Start of Records
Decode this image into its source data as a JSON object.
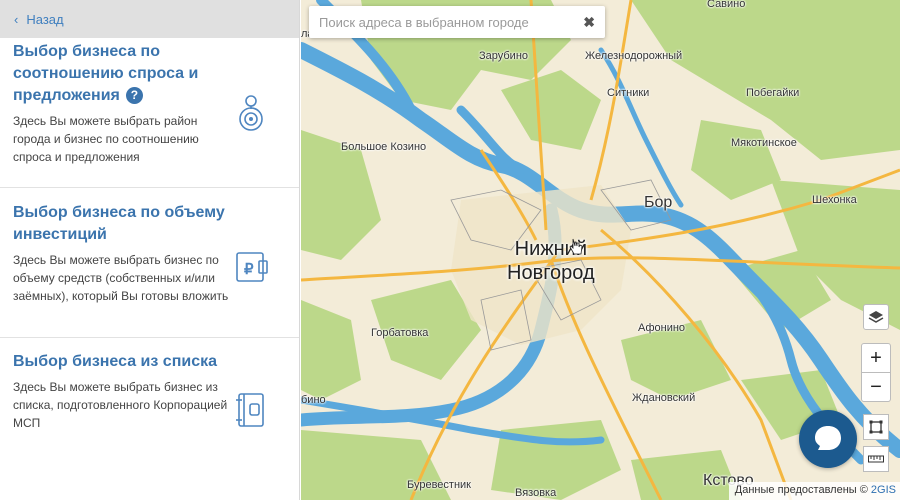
{
  "back": {
    "label": "Назад"
  },
  "options": [
    {
      "title": "Выбор бизнеса по соотношению спроса и предложения",
      "help": "?",
      "description": "Здесь Вы можете выбрать район города и бизнес по соотношению спроса и предложения",
      "icon": "map-pin-icon"
    },
    {
      "title": "Выбор бизнеса по объему инвестиций",
      "description": "Здесь Вы можете выбрать бизнес по объему средств (собственных и/или заёмных), который Вы готовы вложить",
      "icon": "wallet-ruble-icon"
    },
    {
      "title": "Выбор бизнеса из списка",
      "description": "Здесь Вы можете выбрать бизнес из списка, подготовленного Корпорацией МСП",
      "icon": "notebook-icon"
    }
  ],
  "search": {
    "placeholder": "Поиск адреса в выбранном городе",
    "value": ""
  },
  "map": {
    "city": {
      "line1": "Нижний",
      "line2": "Новгород"
    },
    "places": {
      "savino": "Савино",
      "zarubino": "Зарубино",
      "zheleznodorozhny": "Железнодорожный",
      "sitniki": "Ситники",
      "pobegaylo": "Побегайки",
      "bolshoe_kozino": "Большое Козино",
      "myakotinskoe": "Мякотинское",
      "bor": "Бор",
      "shekhonka": "Шехонка",
      "gorbatovka": "Горбатовка",
      "afonino": "Афонино",
      "zhdanovsky": "Ждановский",
      "burevestnik": "Буревестник",
      "vyazovka": "Вязовка",
      "kstovo": "Кстово",
      "edge_top_left": "лахна",
      "edge_left": "бино"
    },
    "attribution": {
      "text": "Данные предоставлены ©",
      "link": "2GIS"
    },
    "colors": {
      "land": "#f3ecd8",
      "forest": "#bcd88a",
      "water": "#5aa8dc",
      "roads": "#f4b740"
    }
  }
}
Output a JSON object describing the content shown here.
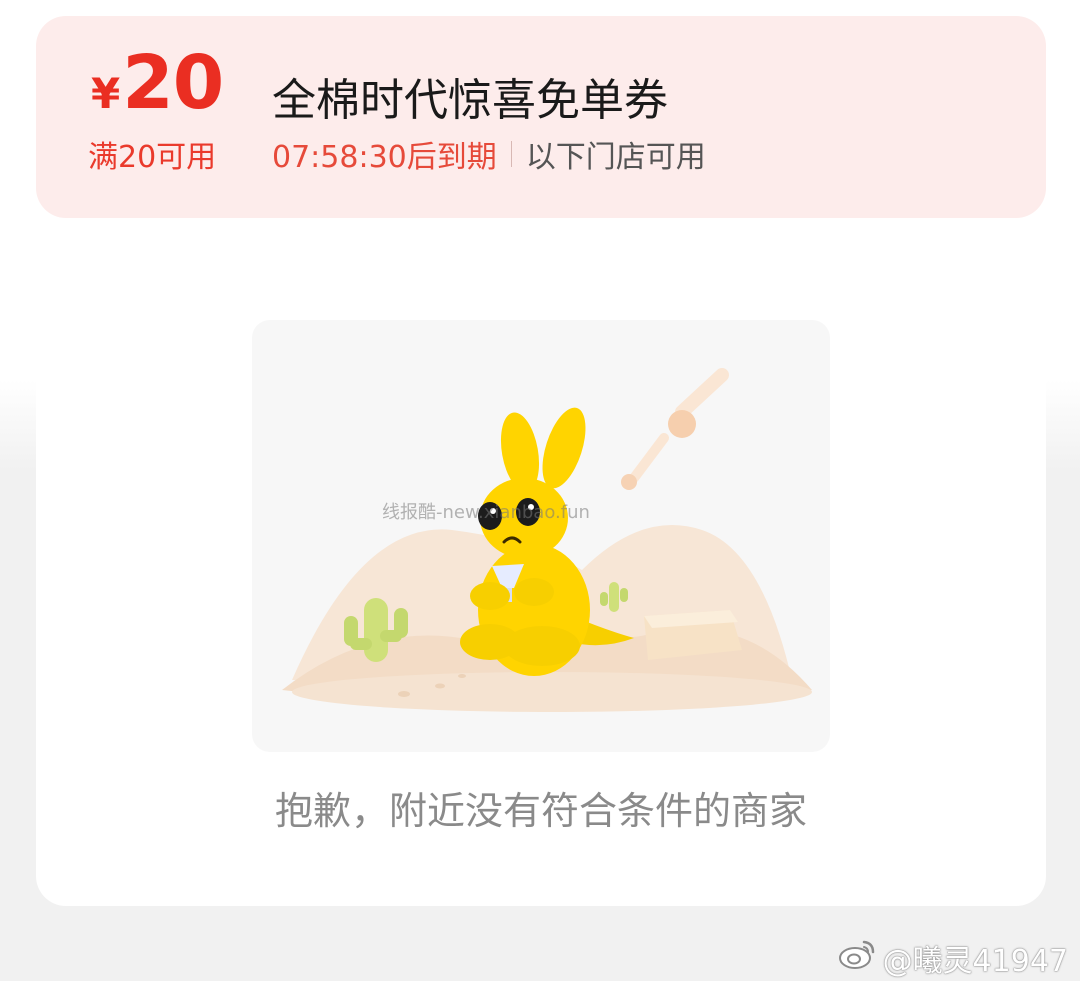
{
  "coupon": {
    "currency_symbol": "¥",
    "amount": "20",
    "threshold": "满20可用",
    "title": "全棉时代惊喜免单券",
    "expiry": "07:58:30后到期",
    "stores_link": "以下门店可用"
  },
  "empty_state": {
    "message": "抱歉，附近没有符合条件的商家",
    "watermark": "线报酷-new.xianbao.fun",
    "illustration": "kangaroo-desert-icon"
  },
  "credit": {
    "icon": "weibo-icon",
    "handle": "@曦灵41947"
  },
  "colors": {
    "accent": "#ea2e22",
    "coupon_bg": "#fdeceb",
    "mascot": "#ffd400"
  }
}
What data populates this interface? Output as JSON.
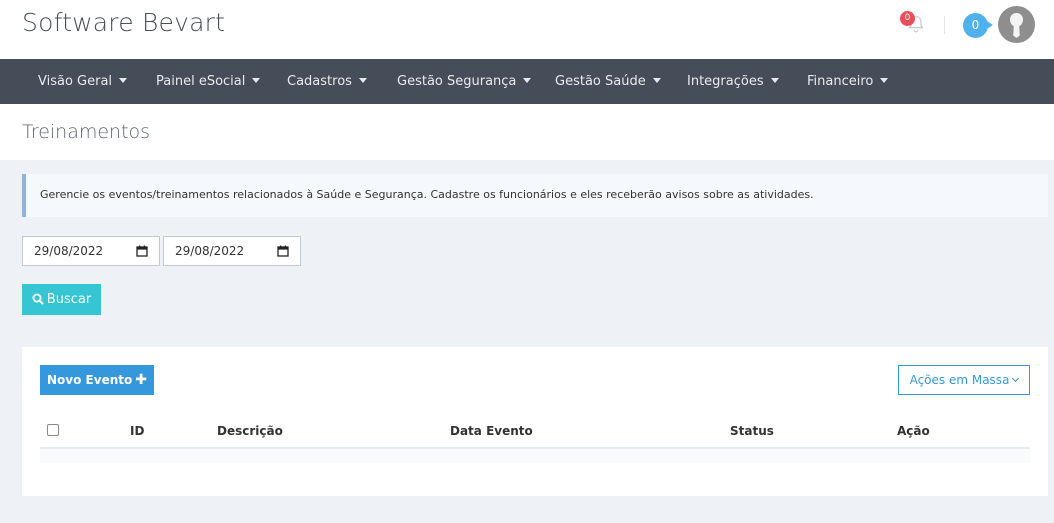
{
  "header": {
    "brand": "Software Bevart",
    "notifications_count": "0",
    "tasks_count": "0"
  },
  "nav": {
    "items": [
      {
        "label": "Visão Geral"
      },
      {
        "label": "Painel eSocial"
      },
      {
        "label": "Cadastros"
      },
      {
        "label": "Gestão Segurança"
      },
      {
        "label": "Gestão Saúde"
      },
      {
        "label": "Integrações"
      },
      {
        "label": "Financeiro"
      }
    ]
  },
  "page": {
    "title": "Treinamentos",
    "note": "Gerencie os eventos/treinamentos relacionados à Saúde e Segurança. Cadastre os funcionários e eles receberão avisos sobre as atividades."
  },
  "filters": {
    "date_start": "29/08/2022",
    "date_end": "29/08/2022",
    "search_label": "Buscar"
  },
  "panel": {
    "new_event_label": "Novo Evento",
    "bulk_actions_label": "Ações em Massa",
    "columns": [
      "ID",
      "Descrição",
      "Data Evento",
      "Status",
      "Ação"
    ]
  },
  "colors": {
    "navbar": "#444d58",
    "primary": "#3598dc",
    "search_button": "#36c6d3",
    "notification_badge": "#e7505a",
    "count_badge": "#4fb2ef"
  },
  "icons": {
    "bell": "bell-icon",
    "search": "search-icon",
    "calendar": "calendar-icon",
    "plus": "plus-icon",
    "avatar": "user-avatar-icon"
  }
}
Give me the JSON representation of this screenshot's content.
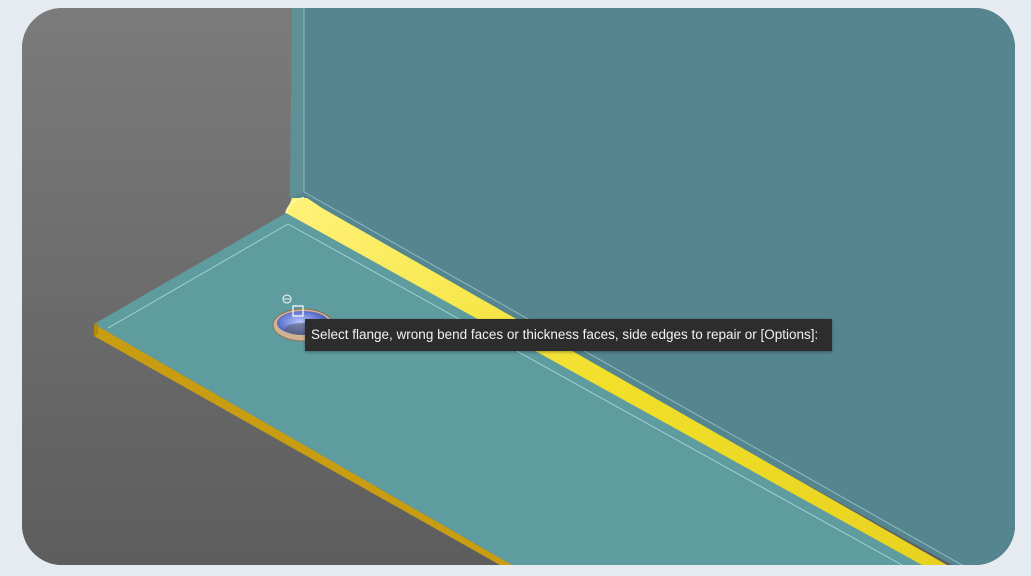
{
  "viewport": {
    "colors": {
      "background_gray": "#6e6e6e",
      "wall_face": "#55858e",
      "flange_face": "#5f9ca0",
      "bend_highlight": "#f5e63a",
      "edge_gold": "#c99d12"
    }
  },
  "command_prompt": {
    "text": "Select flange, wrong bend faces or thickness faces, side edges to repair or [Options]:"
  },
  "cursor": {
    "icon": "pick-box-cursor-icon"
  }
}
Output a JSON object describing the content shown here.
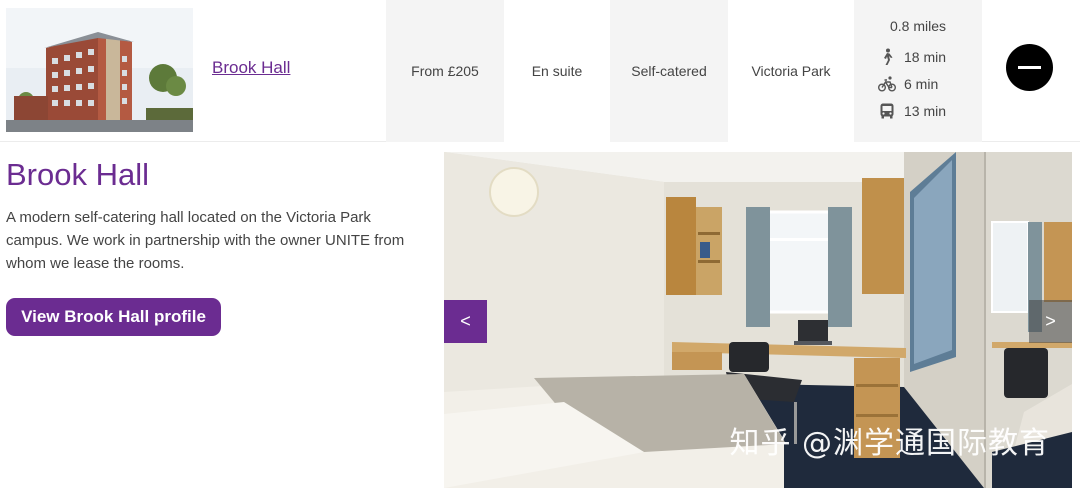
{
  "hall": {
    "name_link": "Brook Hall",
    "price": "From £205",
    "bathroom": "En suite",
    "catering": "Self-catered",
    "campus": "Victoria Park",
    "distance": "0.8 miles",
    "travel": [
      {
        "mode": "walk-icon",
        "time": "18 min"
      },
      {
        "mode": "bike-icon",
        "time": "6 min"
      },
      {
        "mode": "bus-icon",
        "time": "13 min"
      }
    ]
  },
  "detail": {
    "title": "Brook Hall",
    "description": "A modern self-catering hall located on the Victoria Park campus. We work in partnership with the owner UNITE from whom we lease the rooms.",
    "profile_button": "View Brook Hall profile"
  },
  "gallery": {
    "prev_label": "<",
    "next_label": ">",
    "watermark": "知乎 @渊学通国际教育"
  },
  "colors": {
    "accent": "#6b2c91",
    "cell_grey": "#f4f4f4",
    "collapse_button": "#000000"
  }
}
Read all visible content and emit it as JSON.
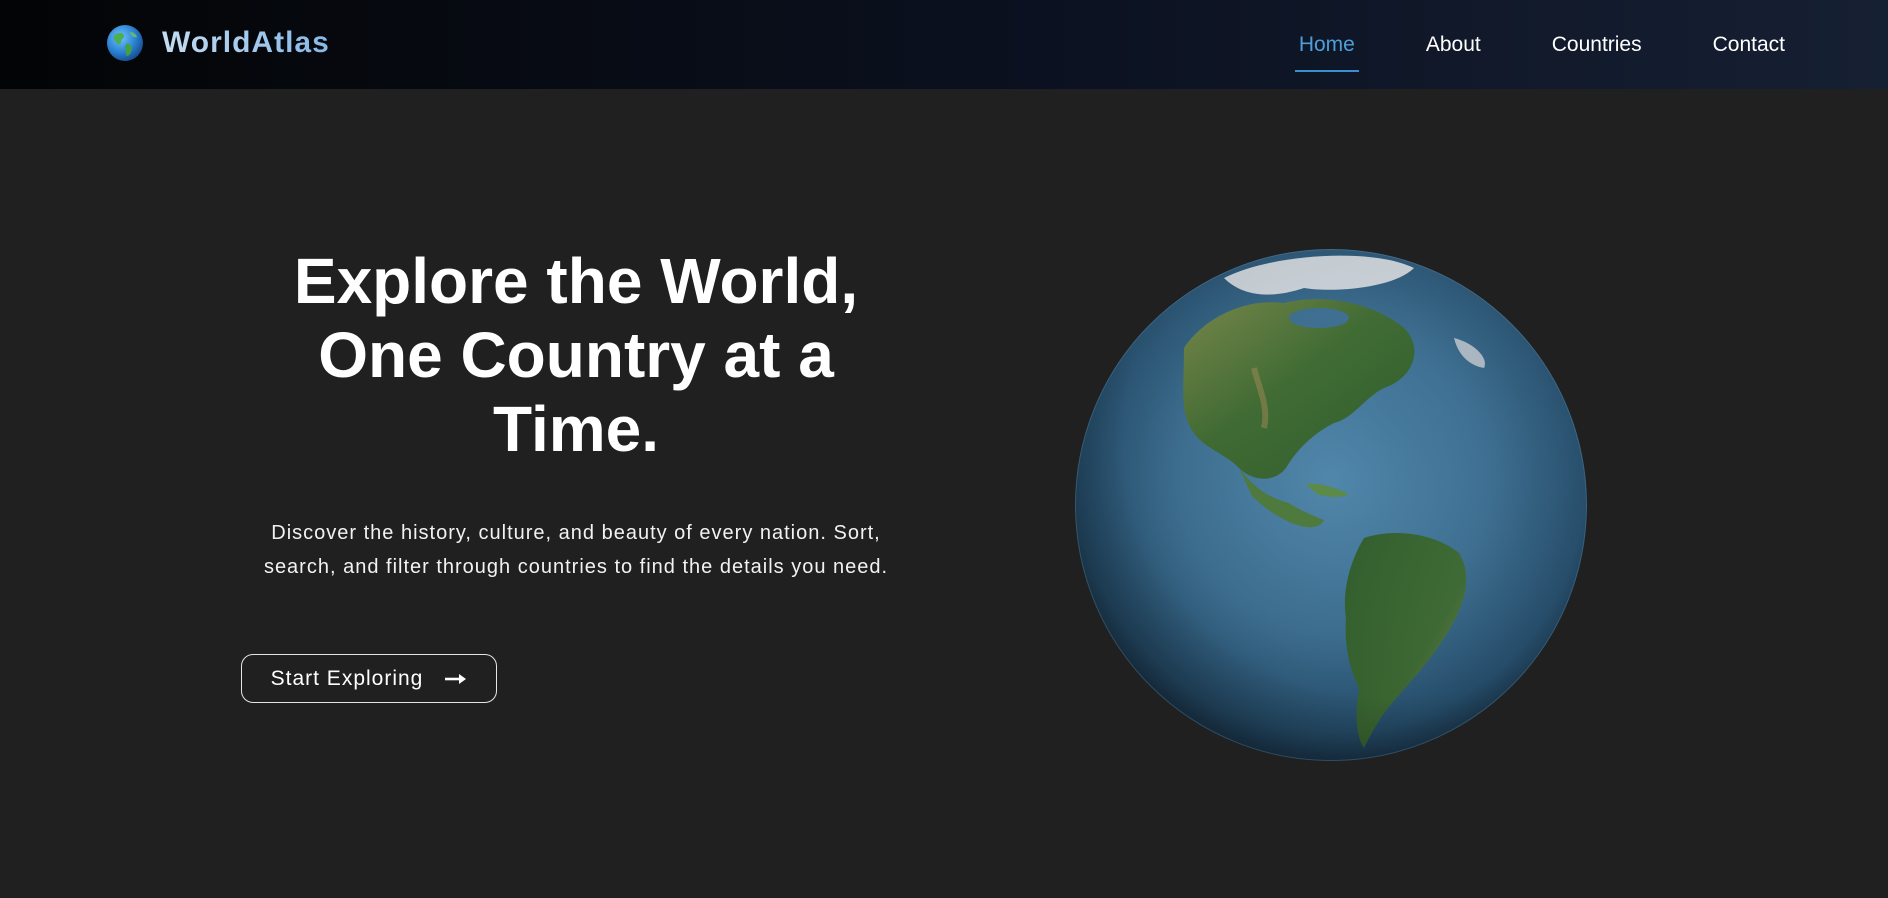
{
  "brand": {
    "name": "WorldAtlas",
    "icon": "globe-icon"
  },
  "nav": {
    "items": [
      {
        "label": "Home",
        "active": true
      },
      {
        "label": "About",
        "active": false
      },
      {
        "label": "Countries",
        "active": false
      },
      {
        "label": "Contact",
        "active": false
      }
    ]
  },
  "hero": {
    "title_lines": [
      "Explore the World,",
      "One Country at a",
      "Time."
    ],
    "subtitle": "Discover the history, culture, and beauty of every nation. Sort, search, and filter through countries to find the details you need.",
    "cta_label": "Start Exploring",
    "cta_icon": "arrow-right-icon"
  },
  "colors": {
    "page_background": "#202020",
    "nav_active": "#4d9ed9",
    "brand_gradient_start": "#c4dcf2",
    "brand_gradient_end": "#86b8e6"
  }
}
End of Records
All entries must be written out again exactly as given, with no pictures in the copy.

Decode this image into its source data as a JSON object.
{
  "back": {
    "label": "Назад"
  },
  "options": [
    {
      "title": "Выбор бизнеса по соотношению спроса и предложения",
      "help": "?",
      "description": "Здесь Вы можете выбрать район города и бизнес по соотношению спроса и предложения",
      "icon": "map-pin-icon"
    },
    {
      "title": "Выбор бизнеса по объему инвестиций",
      "description": "Здесь Вы можете выбрать бизнес по объему средств (собственных и/или заёмных), который Вы готовы вложить",
      "icon": "wallet-ruble-icon"
    },
    {
      "title": "Выбор бизнеса из списка",
      "description": "Здесь Вы можете выбрать бизнес из списка, подготовленного Корпорацией МСП",
      "icon": "notebook-icon"
    }
  ],
  "search": {
    "placeholder": "Поиск адреса в выбранном городе",
    "value": ""
  },
  "map": {
    "city": {
      "line1": "Нижний",
      "line2": "Новгород"
    },
    "places": {
      "savino": "Савино",
      "zarubino": "Зарубино",
      "zheleznodorozhny": "Железнодорожный",
      "sitniki": "Ситники",
      "pobegaylo": "Побегайки",
      "bolshoe_kozino": "Большое Козино",
      "myakotinskoe": "Мякотинское",
      "bor": "Бор",
      "shekhonka": "Шехонка",
      "gorbatovka": "Горбатовка",
      "afonino": "Афонино",
      "zhdanovsky": "Ждановский",
      "burevestnik": "Буревестник",
      "vyazovka": "Вязовка",
      "kstovo": "Кстово",
      "edge_top_left": "лахна",
      "edge_left": "бино"
    },
    "attribution": {
      "text": "Данные предоставлены ©",
      "link": "2GIS"
    },
    "colors": {
      "land": "#f3ecd8",
      "forest": "#bcd88a",
      "water": "#5aa8dc",
      "roads": "#f4b740"
    }
  }
}
Output a JSON object describing the content shown here.
{
  "coupon": {
    "currency_symbol": "¥",
    "amount": "20",
    "threshold": "满20可用",
    "title": "全棉时代惊喜免单券",
    "expiry": "07:58:30后到期",
    "stores_link": "以下门店可用"
  },
  "empty_state": {
    "message": "抱歉，附近没有符合条件的商家",
    "watermark": "线报酷-new.xianbao.fun",
    "illustration": "kangaroo-desert-icon"
  },
  "credit": {
    "icon": "weibo-icon",
    "handle": "@曦灵41947"
  },
  "colors": {
    "accent": "#ea2e22",
    "coupon_bg": "#fdeceb",
    "mascot": "#ffd400"
  }
}
What data populates this interface? Output as JSON.
{
  "header": {
    "brand": "Software Bevart",
    "notifications_count": "0",
    "tasks_count": "0"
  },
  "nav": {
    "items": [
      {
        "label": "Visão Geral"
      },
      {
        "label": "Painel eSocial"
      },
      {
        "label": "Cadastros"
      },
      {
        "label": "Gestão Segurança"
      },
      {
        "label": "Gestão Saúde"
      },
      {
        "label": "Integrações"
      },
      {
        "label": "Financeiro"
      }
    ]
  },
  "page": {
    "title": "Treinamentos",
    "note": "Gerencie os eventos/treinamentos relacionados à Saúde e Segurança. Cadastre os funcionários e eles receberão avisos sobre as atividades."
  },
  "filters": {
    "date_start": "29/08/2022",
    "date_end": "29/08/2022",
    "search_label": "Buscar"
  },
  "panel": {
    "new_event_label": "Novo Evento",
    "bulk_actions_label": "Ações em Massa",
    "columns": [
      "ID",
      "Descrição",
      "Data Evento",
      "Status",
      "Ação"
    ]
  },
  "colors": {
    "navbar": "#444d58",
    "primary": "#3598dc",
    "search_button": "#36c6d3",
    "notification_badge": "#e7505a",
    "count_badge": "#4fb2ef"
  },
  "icons": {
    "bell": "bell-icon",
    "search": "search-icon",
    "calendar": "calendar-icon",
    "plus": "plus-icon",
    "avatar": "user-avatar-icon"
  }
}
Give me the JSON representation of this screenshot's content.
{
  "viewport": {
    "colors": {
      "background_gray": "#6e6e6e",
      "wall_face": "#55858e",
      "flange_face": "#5f9ca0",
      "bend_highlight": "#f5e63a",
      "edge_gold": "#c99d12"
    }
  },
  "command_prompt": {
    "text": "Select flange, wrong bend faces or thickness faces, side edges to repair or [Options]:"
  },
  "cursor": {
    "icon": "pick-box-cursor-icon"
  }
}
Output a JSON object describing the content shown here.
{
  "hall": {
    "name_link": "Brook Hall",
    "price": "From £205",
    "bathroom": "En suite",
    "catering": "Self-catered",
    "campus": "Victoria Park",
    "distance": "0.8 miles",
    "travel": [
      {
        "mode": "walk-icon",
        "time": "18 min"
      },
      {
        "mode": "bike-icon",
        "time": "6 min"
      },
      {
        "mode": "bus-icon",
        "time": "13 min"
      }
    ]
  },
  "detail": {
    "title": "Brook Hall",
    "description": "A modern self-catering hall located on the Victoria Park campus. We work in partnership with the owner UNITE from whom we lease the rooms.",
    "profile_button": "View Brook Hall profile"
  },
  "gallery": {
    "prev_label": "<",
    "next_label": ">",
    "watermark": "知乎 @渊学通国际教育"
  },
  "colors": {
    "accent": "#6b2c91",
    "cell_grey": "#f4f4f4",
    "collapse_button": "#000000"
  }
}
Read all visible content and emit it as JSON.
{
  "brand": {
    "name": "WorldAtlas",
    "icon": "globe-icon"
  },
  "nav": {
    "items": [
      {
        "label": "Home",
        "active": true
      },
      {
        "label": "About",
        "active": false
      },
      {
        "label": "Countries",
        "active": false
      },
      {
        "label": "Contact",
        "active": false
      }
    ]
  },
  "hero": {
    "title_lines": [
      "Explore the World,",
      "One Country at a",
      "Time."
    ],
    "subtitle": "Discover the history, culture, and beauty of every nation. Sort, search, and filter through countries to find the details you need.",
    "cta_label": "Start Exploring",
    "cta_icon": "arrow-right-icon"
  },
  "colors": {
    "page_background": "#202020",
    "nav_active": "#4d9ed9",
    "brand_gradient_start": "#c4dcf2",
    "brand_gradient_end": "#86b8e6"
  }
}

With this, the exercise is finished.